[A run of records]
────────

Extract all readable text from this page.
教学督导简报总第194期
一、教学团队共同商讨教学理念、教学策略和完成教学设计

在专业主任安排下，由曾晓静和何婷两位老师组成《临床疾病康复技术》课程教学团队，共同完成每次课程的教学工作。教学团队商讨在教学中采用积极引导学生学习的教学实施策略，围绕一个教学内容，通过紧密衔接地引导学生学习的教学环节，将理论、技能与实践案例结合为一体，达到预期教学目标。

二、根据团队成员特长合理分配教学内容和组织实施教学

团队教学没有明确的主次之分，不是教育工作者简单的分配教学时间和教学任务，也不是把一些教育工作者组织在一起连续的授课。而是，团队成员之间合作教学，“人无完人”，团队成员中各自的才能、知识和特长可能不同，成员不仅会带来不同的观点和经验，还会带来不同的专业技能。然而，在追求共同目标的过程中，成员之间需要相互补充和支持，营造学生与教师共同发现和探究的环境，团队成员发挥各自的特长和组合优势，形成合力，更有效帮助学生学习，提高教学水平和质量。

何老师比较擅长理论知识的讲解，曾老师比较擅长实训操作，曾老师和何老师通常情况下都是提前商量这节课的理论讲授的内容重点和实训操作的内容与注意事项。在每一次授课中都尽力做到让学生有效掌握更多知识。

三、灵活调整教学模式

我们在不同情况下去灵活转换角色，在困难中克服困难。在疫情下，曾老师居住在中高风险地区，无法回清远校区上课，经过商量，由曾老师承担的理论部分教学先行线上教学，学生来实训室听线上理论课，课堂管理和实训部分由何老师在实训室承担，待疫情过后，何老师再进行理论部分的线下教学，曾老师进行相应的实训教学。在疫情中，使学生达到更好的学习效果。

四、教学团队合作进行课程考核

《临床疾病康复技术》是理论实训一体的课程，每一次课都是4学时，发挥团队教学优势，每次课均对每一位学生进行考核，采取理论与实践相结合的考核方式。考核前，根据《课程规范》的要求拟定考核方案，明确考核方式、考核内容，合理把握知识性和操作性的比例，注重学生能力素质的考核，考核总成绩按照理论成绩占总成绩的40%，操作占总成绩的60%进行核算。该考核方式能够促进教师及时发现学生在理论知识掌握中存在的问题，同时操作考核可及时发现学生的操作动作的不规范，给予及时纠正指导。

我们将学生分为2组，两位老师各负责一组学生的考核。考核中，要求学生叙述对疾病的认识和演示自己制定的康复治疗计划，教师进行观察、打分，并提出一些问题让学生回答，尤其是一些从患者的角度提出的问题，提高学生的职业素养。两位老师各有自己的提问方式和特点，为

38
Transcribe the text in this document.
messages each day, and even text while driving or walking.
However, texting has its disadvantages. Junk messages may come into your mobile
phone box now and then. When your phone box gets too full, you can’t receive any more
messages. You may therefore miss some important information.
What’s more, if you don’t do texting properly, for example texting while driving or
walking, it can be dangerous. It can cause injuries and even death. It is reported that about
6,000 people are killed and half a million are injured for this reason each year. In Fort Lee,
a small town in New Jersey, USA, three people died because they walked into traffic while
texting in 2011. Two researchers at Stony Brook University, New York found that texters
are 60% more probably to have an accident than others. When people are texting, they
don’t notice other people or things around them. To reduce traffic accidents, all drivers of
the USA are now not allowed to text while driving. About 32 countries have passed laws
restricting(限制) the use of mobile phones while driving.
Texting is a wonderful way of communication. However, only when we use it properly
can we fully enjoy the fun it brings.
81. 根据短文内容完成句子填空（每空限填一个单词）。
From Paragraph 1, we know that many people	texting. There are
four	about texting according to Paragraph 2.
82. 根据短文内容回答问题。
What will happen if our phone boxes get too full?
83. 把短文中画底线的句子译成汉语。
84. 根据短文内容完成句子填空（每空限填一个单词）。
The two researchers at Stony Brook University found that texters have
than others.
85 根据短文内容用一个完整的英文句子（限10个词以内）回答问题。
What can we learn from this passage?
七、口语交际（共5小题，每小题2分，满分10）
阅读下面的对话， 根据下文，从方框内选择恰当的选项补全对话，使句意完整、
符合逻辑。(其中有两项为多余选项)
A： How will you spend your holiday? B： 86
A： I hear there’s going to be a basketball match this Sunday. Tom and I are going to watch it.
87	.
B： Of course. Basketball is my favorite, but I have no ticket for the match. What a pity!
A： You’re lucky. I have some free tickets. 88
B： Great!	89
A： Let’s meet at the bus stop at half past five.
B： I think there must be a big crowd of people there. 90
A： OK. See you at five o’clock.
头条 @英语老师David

────────

● TASK DETAILS:
From the listing above, copy all lines holding the word "每空限填一个单词".

● WRITTEN REPLY:
81. 根据短文内容完成句子填空（每空限填一个单词）。
84. 根据短文内容完成句子填空（每空限填一个单词）。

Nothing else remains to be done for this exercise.